*What you should do:* Set down the full listing exactly as given. Any pictures are to be left out.

*Entries supplied:*
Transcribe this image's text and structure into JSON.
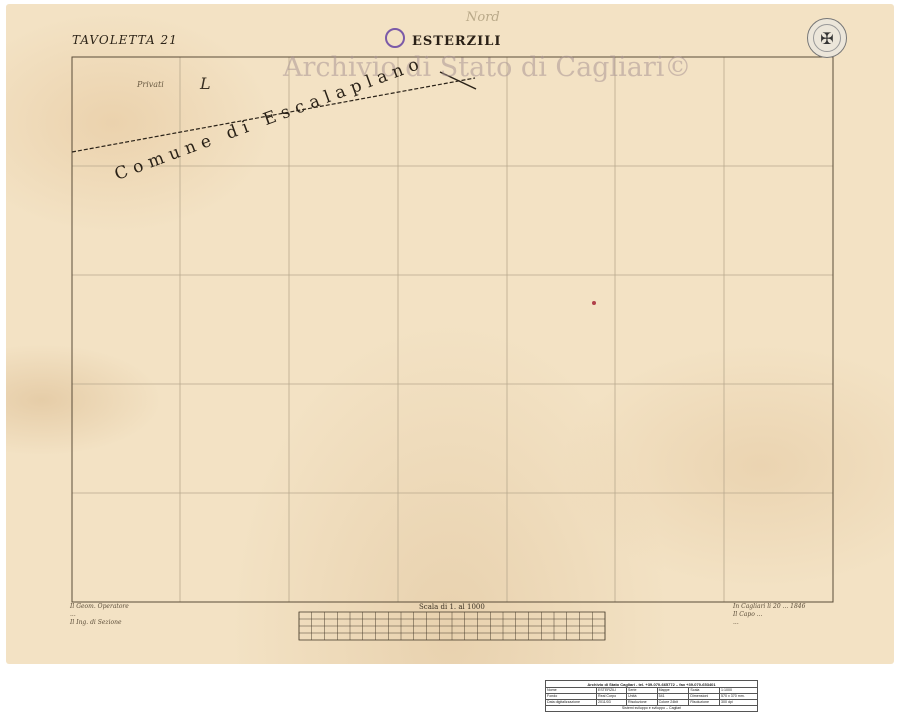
{
  "map": {
    "tavoletta": "TAVOLETTA 21",
    "title": "ESTERZILI",
    "pencil_note": "Nord",
    "watermark": "Archivio di Stato di Cagliari©",
    "commune_label": "Comune di Escalaplano",
    "privati": "Privati",
    "parcel_letter": "L",
    "scale_label": "Scala di 1. al 1000",
    "signature_left": [
      "Il Geom. Operatore",
      "...",
      "Il Ing. di Sezione"
    ],
    "signature_right": [
      "In Cagliari li 20 ... 1846",
      "Il Capo ...",
      "..."
    ]
  },
  "info_table": {
    "header": "Archivio di Stato Cagliari - tel. +39-070-665772 – fax +39-070-653401",
    "rows": [
      [
        "Nome",
        "ESTERZILI",
        "Serie",
        "Mappe",
        "Scala",
        "1:1000"
      ],
      [
        "Fondo",
        "Real Corpo",
        "Unità",
        "541",
        "Dimensioni",
        "570 x 370  mm."
      ],
      [
        "Data digitalizzazione",
        "2011/03",
        "Risoluzione",
        "Colore 24bit",
        "Risoluzione",
        "300 dpi"
      ]
    ],
    "footer": "Sistemi sviluppo e sviluppo – Cagliari"
  },
  "colors": {
    "paper": "#f3e2c4",
    "grid_line": "#b8a98e",
    "ink": "#2a2218",
    "seal_violet": "#7b5aa8"
  }
}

*Output of the exercise:*
Transcribe this image's text and structure into JSON.
{
  "map": {
    "tavoletta": "TAVOLETTA 21",
    "title": "ESTERZILI",
    "pencil_note": "Nord",
    "watermark": "Archivio di Stato di Cagliari©",
    "commune_label": "Comune di Escalaplano",
    "privati": "Privati",
    "parcel_letter": "L",
    "scale_label": "Scala di 1. al 1000",
    "signature_left": [
      "Il Geom. Operatore",
      "...",
      "Il Ing. di Sezione"
    ],
    "signature_right": [
      "In Cagliari li 20 ... 1846",
      "Il Capo ...",
      "..."
    ]
  },
  "info_table": {
    "header": "Archivio di Stato Cagliari - tel. +39-070-665772 – fax +39-070-653401",
    "rows": [
      [
        "Nome",
        "ESTERZILI",
        "Serie",
        "Mappe",
        "Scala",
        "1:1000"
      ],
      [
        "Fondo",
        "Real Corpo",
        "Unità",
        "541",
        "Dimensioni",
        "570 x 370  mm."
      ],
      [
        "Data digitalizzazione",
        "2011/03",
        "Risoluzione",
        "Colore 24bit",
        "Risoluzione",
        "300 dpi"
      ]
    ],
    "footer": "Sistemi sviluppo e sviluppo – Cagliari"
  },
  "colors": {
    "paper": "#f3e2c4",
    "grid_line": "#b8a98e",
    "ink": "#2a2218",
    "seal_violet": "#7b5aa8"
  }
}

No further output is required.